Exercise goal ▸ Find all lines in the records that include the word "name", and copy them out.

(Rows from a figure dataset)
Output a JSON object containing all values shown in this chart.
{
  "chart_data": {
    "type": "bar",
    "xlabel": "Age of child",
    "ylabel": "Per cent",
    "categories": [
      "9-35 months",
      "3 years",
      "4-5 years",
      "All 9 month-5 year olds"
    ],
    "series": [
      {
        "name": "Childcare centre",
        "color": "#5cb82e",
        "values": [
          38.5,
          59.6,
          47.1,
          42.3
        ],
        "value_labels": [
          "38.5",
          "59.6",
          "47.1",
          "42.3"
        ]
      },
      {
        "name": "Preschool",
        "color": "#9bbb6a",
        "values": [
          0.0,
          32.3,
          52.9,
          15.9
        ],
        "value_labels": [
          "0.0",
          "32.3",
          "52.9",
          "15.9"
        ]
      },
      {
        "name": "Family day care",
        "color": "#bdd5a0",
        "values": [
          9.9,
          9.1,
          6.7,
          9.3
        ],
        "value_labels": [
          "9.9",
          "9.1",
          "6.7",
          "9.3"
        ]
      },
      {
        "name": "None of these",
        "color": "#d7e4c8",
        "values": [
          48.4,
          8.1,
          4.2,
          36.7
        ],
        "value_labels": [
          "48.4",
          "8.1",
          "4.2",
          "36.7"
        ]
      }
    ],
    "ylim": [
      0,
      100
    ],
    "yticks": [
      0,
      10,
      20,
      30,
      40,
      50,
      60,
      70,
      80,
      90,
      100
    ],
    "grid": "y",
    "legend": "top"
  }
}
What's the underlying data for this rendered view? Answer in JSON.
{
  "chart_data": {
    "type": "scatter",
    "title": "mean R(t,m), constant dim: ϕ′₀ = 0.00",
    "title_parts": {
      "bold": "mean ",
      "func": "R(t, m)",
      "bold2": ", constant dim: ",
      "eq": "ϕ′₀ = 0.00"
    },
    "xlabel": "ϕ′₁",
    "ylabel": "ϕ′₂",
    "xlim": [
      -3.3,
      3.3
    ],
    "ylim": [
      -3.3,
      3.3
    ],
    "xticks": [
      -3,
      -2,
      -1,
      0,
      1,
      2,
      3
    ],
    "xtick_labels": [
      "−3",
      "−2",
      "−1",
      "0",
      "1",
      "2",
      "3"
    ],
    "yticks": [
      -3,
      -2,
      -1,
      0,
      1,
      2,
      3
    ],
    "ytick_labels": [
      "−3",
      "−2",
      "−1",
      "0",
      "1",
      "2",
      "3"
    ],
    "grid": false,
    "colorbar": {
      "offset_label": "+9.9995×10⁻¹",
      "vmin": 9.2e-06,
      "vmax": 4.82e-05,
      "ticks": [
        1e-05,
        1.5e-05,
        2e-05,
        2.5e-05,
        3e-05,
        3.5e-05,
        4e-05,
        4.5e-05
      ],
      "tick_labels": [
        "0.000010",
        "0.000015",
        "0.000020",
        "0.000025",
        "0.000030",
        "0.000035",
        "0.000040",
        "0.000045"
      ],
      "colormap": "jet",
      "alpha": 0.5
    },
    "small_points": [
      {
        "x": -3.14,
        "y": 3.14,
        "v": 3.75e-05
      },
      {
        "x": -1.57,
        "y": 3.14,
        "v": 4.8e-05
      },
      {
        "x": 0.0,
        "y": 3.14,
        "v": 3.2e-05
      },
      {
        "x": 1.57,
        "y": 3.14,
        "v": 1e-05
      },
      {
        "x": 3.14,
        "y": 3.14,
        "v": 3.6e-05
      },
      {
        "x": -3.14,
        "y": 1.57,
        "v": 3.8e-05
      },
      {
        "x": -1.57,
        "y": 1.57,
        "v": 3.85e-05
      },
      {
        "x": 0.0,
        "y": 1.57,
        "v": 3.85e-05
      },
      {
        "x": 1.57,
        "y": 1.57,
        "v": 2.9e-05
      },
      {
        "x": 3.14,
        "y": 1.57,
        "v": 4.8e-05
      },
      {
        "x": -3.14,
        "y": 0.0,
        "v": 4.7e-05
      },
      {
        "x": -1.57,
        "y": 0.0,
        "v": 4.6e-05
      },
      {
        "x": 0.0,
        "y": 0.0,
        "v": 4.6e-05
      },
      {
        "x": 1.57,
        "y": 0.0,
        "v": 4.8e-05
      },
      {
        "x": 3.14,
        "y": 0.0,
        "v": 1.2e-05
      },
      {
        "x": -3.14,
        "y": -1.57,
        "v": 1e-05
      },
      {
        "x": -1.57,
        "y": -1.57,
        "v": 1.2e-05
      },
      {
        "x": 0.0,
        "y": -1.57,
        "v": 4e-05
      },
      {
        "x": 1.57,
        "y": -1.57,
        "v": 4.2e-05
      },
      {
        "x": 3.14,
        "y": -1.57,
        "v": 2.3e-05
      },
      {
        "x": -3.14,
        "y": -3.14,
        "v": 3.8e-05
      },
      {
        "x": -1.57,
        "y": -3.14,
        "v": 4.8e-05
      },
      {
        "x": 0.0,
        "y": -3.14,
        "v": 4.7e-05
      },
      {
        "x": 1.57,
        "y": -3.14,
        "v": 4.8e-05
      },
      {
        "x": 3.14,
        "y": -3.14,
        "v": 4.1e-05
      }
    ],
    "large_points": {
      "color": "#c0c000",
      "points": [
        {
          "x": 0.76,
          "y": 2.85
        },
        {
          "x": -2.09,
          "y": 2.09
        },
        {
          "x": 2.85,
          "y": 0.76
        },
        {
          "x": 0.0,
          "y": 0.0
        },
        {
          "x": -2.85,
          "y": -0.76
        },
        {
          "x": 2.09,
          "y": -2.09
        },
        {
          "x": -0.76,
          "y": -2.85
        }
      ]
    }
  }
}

The reply ▸
        "name": "Childcare centre",
        "name": "Preschool",
        "name": "Family day care",
        "name": "None of these",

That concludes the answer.